* [Objective]: Look for the string "černého" in every line, and copy each line that has it.

Data excerpts:

====================

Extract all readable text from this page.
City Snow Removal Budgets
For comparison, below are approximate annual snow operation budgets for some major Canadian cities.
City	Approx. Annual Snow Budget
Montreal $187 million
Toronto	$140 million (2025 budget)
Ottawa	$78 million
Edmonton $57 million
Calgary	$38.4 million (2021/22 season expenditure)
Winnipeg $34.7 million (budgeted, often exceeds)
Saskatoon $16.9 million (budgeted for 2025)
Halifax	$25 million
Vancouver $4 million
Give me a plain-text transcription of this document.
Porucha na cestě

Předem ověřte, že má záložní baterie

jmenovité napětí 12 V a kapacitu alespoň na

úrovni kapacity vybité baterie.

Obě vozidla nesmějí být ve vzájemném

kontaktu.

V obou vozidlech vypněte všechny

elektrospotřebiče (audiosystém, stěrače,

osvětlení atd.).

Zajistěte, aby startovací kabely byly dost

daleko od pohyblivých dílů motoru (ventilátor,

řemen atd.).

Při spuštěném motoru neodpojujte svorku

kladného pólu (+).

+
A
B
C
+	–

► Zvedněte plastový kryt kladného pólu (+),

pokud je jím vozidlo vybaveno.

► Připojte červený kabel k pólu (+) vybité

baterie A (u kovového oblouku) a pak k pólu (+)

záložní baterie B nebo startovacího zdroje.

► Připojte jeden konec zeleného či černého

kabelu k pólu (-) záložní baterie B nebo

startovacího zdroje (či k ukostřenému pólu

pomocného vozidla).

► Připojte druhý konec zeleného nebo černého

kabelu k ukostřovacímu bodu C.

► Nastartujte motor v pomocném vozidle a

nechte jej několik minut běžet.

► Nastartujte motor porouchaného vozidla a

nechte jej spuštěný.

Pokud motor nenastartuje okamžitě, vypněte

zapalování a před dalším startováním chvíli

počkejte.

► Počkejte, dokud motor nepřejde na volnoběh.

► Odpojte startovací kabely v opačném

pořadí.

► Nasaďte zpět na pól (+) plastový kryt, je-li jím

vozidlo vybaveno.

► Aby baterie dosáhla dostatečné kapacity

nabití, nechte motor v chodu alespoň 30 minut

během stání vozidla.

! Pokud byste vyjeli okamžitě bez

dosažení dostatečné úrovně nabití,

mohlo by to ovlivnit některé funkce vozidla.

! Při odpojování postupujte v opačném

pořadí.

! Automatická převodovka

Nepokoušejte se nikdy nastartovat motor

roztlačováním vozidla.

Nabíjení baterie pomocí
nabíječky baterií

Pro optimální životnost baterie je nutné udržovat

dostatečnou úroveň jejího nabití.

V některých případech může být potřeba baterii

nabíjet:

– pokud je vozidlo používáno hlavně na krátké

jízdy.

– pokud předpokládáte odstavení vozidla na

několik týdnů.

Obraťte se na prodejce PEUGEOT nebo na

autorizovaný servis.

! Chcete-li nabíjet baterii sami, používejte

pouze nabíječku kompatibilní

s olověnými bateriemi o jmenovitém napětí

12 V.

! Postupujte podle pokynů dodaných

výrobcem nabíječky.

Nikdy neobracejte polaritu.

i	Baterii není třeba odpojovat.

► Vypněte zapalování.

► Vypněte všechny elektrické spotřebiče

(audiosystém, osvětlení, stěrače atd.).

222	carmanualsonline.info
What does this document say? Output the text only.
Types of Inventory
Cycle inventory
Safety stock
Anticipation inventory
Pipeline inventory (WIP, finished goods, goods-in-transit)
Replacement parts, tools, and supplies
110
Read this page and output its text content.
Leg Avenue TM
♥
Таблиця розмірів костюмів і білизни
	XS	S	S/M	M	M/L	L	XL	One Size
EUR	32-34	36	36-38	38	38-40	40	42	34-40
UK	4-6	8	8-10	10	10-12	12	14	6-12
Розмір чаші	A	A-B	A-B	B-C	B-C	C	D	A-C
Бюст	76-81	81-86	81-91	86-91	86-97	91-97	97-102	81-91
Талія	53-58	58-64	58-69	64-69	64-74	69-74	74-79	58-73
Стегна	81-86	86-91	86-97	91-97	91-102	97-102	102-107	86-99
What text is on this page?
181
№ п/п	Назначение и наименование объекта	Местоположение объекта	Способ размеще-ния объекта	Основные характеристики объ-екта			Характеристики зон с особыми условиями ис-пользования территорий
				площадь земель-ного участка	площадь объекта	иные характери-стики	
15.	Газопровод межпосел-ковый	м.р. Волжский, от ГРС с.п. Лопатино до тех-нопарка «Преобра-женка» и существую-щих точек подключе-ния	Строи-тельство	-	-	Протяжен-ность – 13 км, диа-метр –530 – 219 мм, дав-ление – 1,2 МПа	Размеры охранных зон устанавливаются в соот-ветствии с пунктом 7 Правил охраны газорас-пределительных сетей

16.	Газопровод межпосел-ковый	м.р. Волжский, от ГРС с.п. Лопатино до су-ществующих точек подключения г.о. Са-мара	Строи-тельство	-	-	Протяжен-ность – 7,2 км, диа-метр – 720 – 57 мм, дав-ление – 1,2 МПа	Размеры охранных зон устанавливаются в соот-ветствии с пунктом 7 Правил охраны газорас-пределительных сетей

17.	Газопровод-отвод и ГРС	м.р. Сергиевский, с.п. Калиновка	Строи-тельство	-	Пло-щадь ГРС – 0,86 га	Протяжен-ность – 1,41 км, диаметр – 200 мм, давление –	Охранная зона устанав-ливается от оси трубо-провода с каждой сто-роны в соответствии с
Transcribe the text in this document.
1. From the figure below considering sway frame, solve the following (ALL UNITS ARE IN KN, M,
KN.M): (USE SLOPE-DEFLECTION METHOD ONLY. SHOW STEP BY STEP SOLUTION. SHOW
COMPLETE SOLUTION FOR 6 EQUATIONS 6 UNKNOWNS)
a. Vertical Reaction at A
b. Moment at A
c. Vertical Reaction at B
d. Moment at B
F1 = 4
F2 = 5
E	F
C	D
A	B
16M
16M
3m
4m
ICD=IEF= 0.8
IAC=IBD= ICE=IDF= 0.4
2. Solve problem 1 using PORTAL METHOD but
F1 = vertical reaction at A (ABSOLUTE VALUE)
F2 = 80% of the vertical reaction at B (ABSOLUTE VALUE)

====================

* [Response to this exercise]:
► Připojte jeden konec zeleného či černého
► Připojte druhý konec zeleného nebo černého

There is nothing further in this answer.